Determine the number of lines containing the word "frac". Reply with it and nothing else.

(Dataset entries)
# # # #
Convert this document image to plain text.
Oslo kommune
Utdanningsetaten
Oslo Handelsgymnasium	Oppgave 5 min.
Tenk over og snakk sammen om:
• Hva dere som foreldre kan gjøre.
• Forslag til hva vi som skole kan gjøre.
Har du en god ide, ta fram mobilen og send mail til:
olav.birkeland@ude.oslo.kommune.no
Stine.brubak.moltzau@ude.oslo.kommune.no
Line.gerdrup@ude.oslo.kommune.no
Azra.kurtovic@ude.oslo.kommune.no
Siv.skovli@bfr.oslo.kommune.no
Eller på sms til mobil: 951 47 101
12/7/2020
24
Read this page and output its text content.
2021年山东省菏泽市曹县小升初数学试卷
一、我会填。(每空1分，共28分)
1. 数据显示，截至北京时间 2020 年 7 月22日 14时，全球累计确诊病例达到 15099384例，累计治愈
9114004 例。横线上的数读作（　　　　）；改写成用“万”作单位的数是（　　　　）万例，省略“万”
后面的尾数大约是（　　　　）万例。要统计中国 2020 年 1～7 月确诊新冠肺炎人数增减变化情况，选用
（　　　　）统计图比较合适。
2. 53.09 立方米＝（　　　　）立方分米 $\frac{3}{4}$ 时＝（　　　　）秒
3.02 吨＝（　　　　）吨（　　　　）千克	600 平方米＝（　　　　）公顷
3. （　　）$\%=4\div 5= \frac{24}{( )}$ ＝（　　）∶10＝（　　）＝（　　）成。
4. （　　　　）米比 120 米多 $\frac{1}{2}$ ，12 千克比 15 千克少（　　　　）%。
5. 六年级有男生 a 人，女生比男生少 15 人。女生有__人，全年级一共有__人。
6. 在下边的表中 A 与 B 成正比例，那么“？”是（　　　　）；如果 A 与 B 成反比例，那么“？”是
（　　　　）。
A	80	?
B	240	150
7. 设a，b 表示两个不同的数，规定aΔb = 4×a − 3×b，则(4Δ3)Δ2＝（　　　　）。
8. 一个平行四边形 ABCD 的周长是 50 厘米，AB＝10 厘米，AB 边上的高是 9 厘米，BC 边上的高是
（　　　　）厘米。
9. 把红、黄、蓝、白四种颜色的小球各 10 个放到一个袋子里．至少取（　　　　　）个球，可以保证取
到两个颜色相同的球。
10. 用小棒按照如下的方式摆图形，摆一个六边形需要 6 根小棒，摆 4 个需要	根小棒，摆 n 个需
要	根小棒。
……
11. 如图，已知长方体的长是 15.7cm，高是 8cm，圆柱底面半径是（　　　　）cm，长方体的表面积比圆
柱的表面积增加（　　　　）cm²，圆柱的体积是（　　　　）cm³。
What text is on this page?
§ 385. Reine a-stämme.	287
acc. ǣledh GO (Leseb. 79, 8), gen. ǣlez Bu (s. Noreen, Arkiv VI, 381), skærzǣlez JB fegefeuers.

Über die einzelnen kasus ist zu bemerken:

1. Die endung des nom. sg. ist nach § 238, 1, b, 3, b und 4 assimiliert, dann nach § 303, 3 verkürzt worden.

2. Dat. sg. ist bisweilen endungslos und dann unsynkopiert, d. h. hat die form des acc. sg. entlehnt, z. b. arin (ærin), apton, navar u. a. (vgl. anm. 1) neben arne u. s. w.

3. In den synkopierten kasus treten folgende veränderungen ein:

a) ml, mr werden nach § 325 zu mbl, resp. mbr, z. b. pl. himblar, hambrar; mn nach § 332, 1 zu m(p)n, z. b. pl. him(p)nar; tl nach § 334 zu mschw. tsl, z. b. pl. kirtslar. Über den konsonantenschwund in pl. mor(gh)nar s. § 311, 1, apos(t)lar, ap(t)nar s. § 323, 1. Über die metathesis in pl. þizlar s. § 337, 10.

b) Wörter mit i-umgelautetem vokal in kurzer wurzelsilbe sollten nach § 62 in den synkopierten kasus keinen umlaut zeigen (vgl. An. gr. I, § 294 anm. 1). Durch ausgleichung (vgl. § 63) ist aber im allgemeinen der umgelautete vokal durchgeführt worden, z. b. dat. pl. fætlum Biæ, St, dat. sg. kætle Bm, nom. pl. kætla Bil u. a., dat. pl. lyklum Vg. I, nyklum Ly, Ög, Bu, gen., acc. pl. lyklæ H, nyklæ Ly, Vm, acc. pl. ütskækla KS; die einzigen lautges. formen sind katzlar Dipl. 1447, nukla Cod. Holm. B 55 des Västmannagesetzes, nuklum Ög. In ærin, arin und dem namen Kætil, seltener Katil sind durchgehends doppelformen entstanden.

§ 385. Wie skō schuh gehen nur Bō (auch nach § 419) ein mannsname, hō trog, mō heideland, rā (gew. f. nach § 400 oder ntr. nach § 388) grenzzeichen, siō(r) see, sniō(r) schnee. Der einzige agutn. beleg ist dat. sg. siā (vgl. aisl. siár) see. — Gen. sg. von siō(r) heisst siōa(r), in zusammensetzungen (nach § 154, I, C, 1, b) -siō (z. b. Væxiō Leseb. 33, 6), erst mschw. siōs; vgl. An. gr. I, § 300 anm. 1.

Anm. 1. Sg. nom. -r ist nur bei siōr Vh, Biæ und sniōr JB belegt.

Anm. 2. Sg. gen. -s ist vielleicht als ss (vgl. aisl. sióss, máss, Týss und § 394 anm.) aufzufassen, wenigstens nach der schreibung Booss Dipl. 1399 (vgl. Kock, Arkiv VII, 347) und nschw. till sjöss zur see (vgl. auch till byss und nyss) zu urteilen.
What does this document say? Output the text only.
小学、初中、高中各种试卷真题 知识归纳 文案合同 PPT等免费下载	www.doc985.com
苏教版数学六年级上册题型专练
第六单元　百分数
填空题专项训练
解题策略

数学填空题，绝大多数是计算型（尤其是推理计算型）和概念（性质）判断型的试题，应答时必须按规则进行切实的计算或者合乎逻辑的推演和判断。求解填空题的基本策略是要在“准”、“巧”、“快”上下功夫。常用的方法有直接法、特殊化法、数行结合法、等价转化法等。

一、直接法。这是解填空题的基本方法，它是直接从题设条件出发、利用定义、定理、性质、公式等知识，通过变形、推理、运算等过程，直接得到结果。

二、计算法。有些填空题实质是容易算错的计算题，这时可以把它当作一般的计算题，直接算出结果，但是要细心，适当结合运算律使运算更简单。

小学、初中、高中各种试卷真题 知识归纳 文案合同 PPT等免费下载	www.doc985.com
# # # #
§ **Written response**: 3